'''

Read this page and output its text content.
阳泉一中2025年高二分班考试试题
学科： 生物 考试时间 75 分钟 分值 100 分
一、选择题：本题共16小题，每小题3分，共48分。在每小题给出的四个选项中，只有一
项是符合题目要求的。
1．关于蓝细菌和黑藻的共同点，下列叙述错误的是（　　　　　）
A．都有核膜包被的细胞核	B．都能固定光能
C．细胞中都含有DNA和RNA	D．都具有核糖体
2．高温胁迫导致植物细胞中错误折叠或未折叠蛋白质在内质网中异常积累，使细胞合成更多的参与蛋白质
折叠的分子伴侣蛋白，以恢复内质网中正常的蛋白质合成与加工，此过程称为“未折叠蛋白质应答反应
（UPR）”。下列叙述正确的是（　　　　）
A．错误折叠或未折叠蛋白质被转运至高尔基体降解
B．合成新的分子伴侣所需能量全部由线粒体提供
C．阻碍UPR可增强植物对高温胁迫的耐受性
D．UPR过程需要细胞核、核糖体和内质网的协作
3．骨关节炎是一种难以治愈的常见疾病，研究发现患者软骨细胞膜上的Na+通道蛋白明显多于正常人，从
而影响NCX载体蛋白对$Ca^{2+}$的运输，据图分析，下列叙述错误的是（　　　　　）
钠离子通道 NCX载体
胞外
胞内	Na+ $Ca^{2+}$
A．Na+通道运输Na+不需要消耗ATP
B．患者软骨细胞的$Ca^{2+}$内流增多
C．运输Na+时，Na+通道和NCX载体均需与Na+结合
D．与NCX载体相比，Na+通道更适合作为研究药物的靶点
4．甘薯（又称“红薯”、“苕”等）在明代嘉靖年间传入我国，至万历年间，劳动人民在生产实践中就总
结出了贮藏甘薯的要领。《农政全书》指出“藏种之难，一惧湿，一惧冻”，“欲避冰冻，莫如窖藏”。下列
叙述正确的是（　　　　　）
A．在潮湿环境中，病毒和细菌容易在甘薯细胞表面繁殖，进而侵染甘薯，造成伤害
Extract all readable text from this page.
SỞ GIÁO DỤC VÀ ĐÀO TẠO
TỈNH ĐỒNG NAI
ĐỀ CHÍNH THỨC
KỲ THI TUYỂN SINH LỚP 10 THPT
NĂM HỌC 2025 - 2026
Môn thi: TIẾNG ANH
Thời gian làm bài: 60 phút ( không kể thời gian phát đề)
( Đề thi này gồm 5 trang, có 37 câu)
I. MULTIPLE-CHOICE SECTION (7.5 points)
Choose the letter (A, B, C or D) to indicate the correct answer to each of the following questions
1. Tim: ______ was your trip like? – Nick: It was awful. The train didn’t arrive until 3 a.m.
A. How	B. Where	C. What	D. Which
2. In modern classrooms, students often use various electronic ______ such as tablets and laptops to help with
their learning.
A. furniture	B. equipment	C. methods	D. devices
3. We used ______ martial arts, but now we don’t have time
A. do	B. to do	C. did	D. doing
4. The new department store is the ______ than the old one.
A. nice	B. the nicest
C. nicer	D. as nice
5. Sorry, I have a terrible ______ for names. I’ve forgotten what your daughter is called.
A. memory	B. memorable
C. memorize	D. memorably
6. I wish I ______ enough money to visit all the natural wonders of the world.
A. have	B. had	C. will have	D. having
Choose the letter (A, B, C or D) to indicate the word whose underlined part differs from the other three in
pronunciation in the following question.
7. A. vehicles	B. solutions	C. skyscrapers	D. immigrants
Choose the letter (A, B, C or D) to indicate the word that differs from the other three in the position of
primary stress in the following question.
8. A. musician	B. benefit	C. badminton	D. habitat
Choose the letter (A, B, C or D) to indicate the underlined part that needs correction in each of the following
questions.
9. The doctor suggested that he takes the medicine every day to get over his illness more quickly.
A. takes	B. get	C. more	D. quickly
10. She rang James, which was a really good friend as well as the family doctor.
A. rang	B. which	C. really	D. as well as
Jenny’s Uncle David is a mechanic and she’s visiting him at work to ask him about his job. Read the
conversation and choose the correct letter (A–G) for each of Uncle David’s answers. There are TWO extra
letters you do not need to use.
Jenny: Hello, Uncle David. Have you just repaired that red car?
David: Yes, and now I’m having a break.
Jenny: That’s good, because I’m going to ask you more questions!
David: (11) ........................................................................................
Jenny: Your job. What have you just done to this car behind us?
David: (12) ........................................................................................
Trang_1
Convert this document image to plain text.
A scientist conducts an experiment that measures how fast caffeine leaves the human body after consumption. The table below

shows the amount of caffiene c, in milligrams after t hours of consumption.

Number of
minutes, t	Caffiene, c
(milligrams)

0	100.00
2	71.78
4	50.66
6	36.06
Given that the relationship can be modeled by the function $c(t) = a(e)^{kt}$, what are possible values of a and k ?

'''

#### EXERCISE AIM:
Exactly how many lines of the material contain the word "from"? Write the number alone.

#### EXERCISE RESPONSE:
3